■ **What to produce**:
Copy the data precisely, character for character, and leave out every picture.

[START OF The data]

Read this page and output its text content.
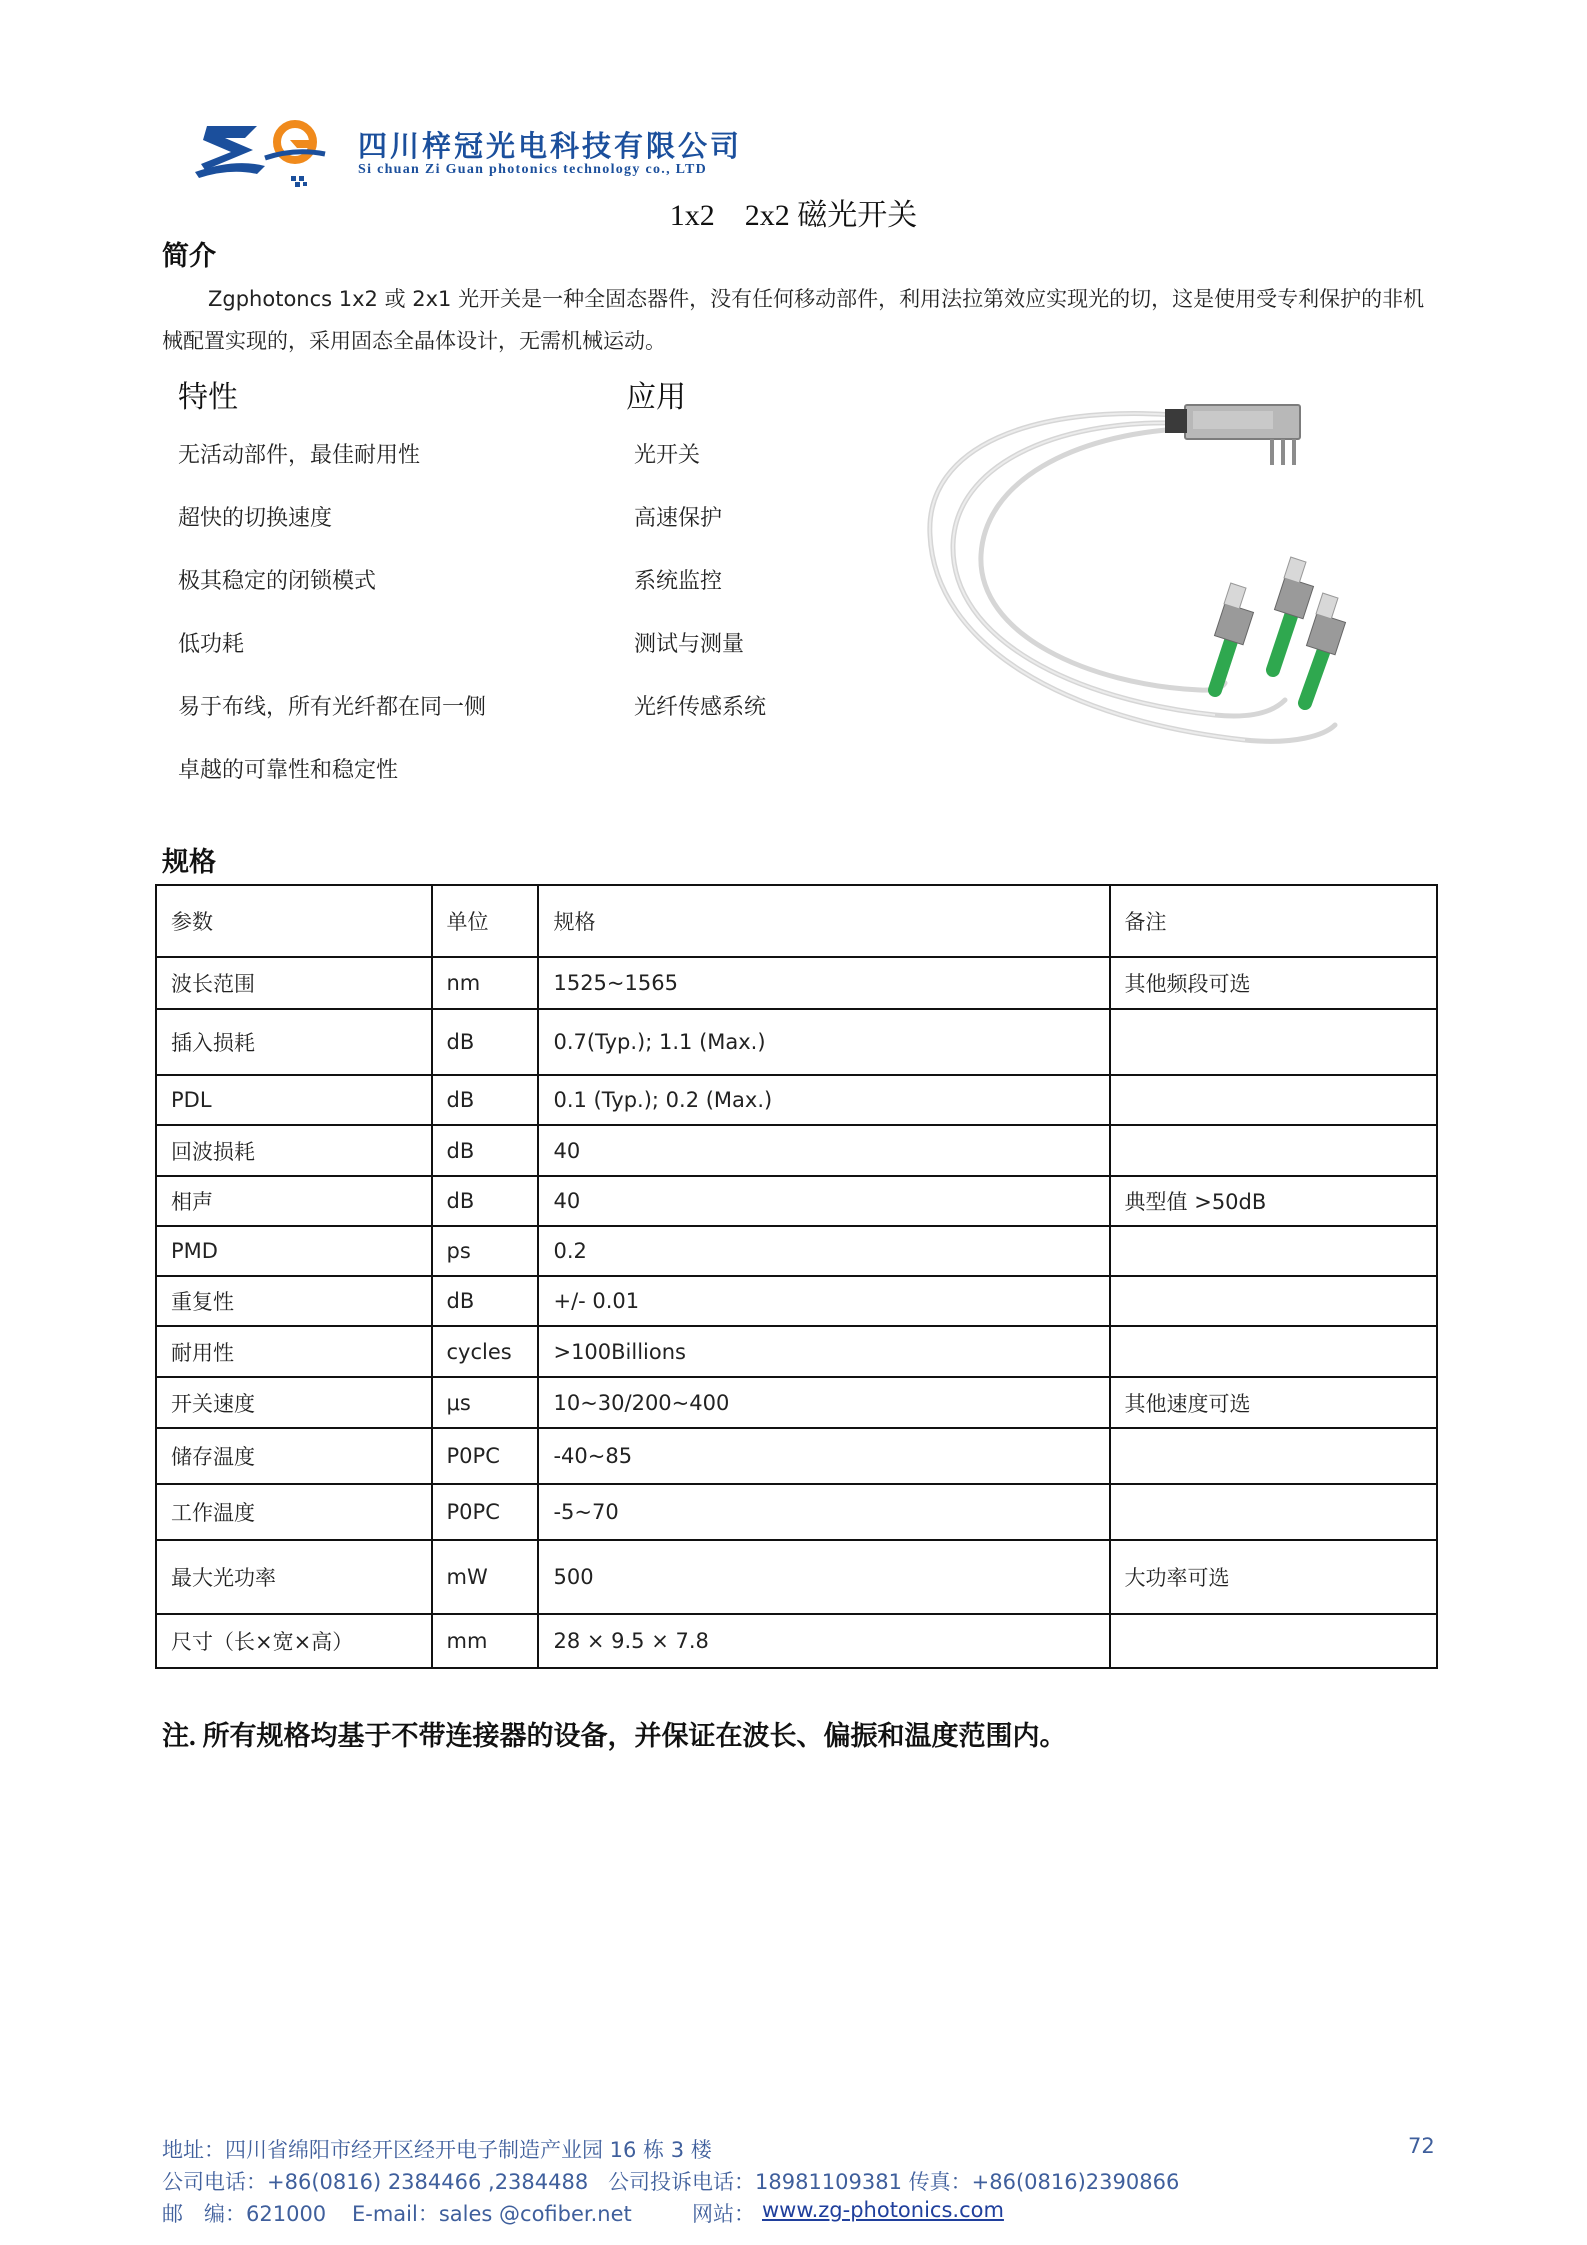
四川梓冠光电科技有限公司
Si chuan Zi Guan photonics technology co., LTD
1x2　2x2 磁光开关
简介
Zgphotoncs 1x2 或 2x1 光开关是一种全固态器件，没有任何移动部件，利用法拉第效应实现光的切，这是使用受专利保护的非机械配置实现的，采用固态全晶体设计，无需机械运动。
特性	应用
无活动部件，最佳耐用性
超快的切换速度
极其稳定的闭锁模式
低功耗
易于布线，所有光纤都在同一侧
卓越的可靠性和稳定性
光开关
高速保护
系统监控
测试与测量
光纤传感系统
规格
参数	单位	规格	备注
波长范围	nm	1525~1565	其他频段可选
插入损耗	dB	0.7(Typ.); 1.1 (Max.)	
PDL	dB	0.1 (Typ.); 0.2 (Max.)	
回波损耗	dB	40	
相声	dB	40	典型值 >50dB
PMD	ps	0.2	
重复性	dB	+/- 0.01	
耐用性	cycles	>100Billions	
开关速度	μs	10~30/200~400	其他速度可选
储存温度	P0PC	-40~85	
工作温度	P0PC	-5~70	
最大光功率	mW	500	大功率可选
尺寸（长×宽×高）	mm	28 × 9.5 × 7.8	
注. 所有规格均基于不带连接器的设备，并保证在波长、偏振和温度范围内。
地址：四川省绵阳市经开区经开电子制造产业园 16 栋 3 楼	72
公司电话：+86(0816) 2384466 ,2384488 公司投诉电话：18981109381 传真：+86(0816)2390866
邮　编：621000 E-mail：sales @cofiber.net	网站： www.zg-photonics.com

[END OF The data]

■ **Task solution**:
Read this page and output its text content.
四川梓冠光电科技有限公司
Si chuan Zi Guan photonics technology co., LTD
1x2　2x2 磁光开关
简介
Zgphotoncs 1x2 或 2x1 光开关是一种全固态器件，没有任何移动部件，利用法拉第效应实现光的切，这是使用受专利保护的非机械配置实现的，采用固态全晶体设计，无需机械运动。
特性	应用
无活动部件，最佳耐用性
超快的切换速度
极其稳定的闭锁模式
低功耗
易于布线，所有光纤都在同一侧
卓越的可靠性和稳定性
光开关
高速保护
系统监控
测试与测量
光纤传感系统
规格
参数	单位	规格	备注
波长范围	nm	1525~1565	其他频段可选
插入损耗	dB	0.7(Typ.); 1.1 (Max.)	
PDL	dB	0.1 (Typ.); 0.2 (Max.)	
回波损耗	dB	40	
相声	dB	40	典型值 >50dB
PMD	ps	0.2	
重复性	dB	+/- 0.01	
耐用性	cycles	>100Billions	
开关速度	μs	10~30/200~400	其他速度可选
储存温度	P0PC	-40~85	
工作温度	P0PC	-5~70	
最大光功率	mW	500	大功率可选
尺寸（长×宽×高）	mm	28 × 9.5 × 7.8	
注. 所有规格均基于不带连接器的设备，并保证在波长、偏振和温度范围内。
地址：四川省绵阳市经开区经开电子制造产业园 16 栋 3 楼	72
公司电话：+86(0816) 2384466 ,2384488 公司投诉电话：18981109381 传真：+86(0816)2390866
邮　编：621000 E-mail：sales @cofiber.net	网站： www.zg-photonics.com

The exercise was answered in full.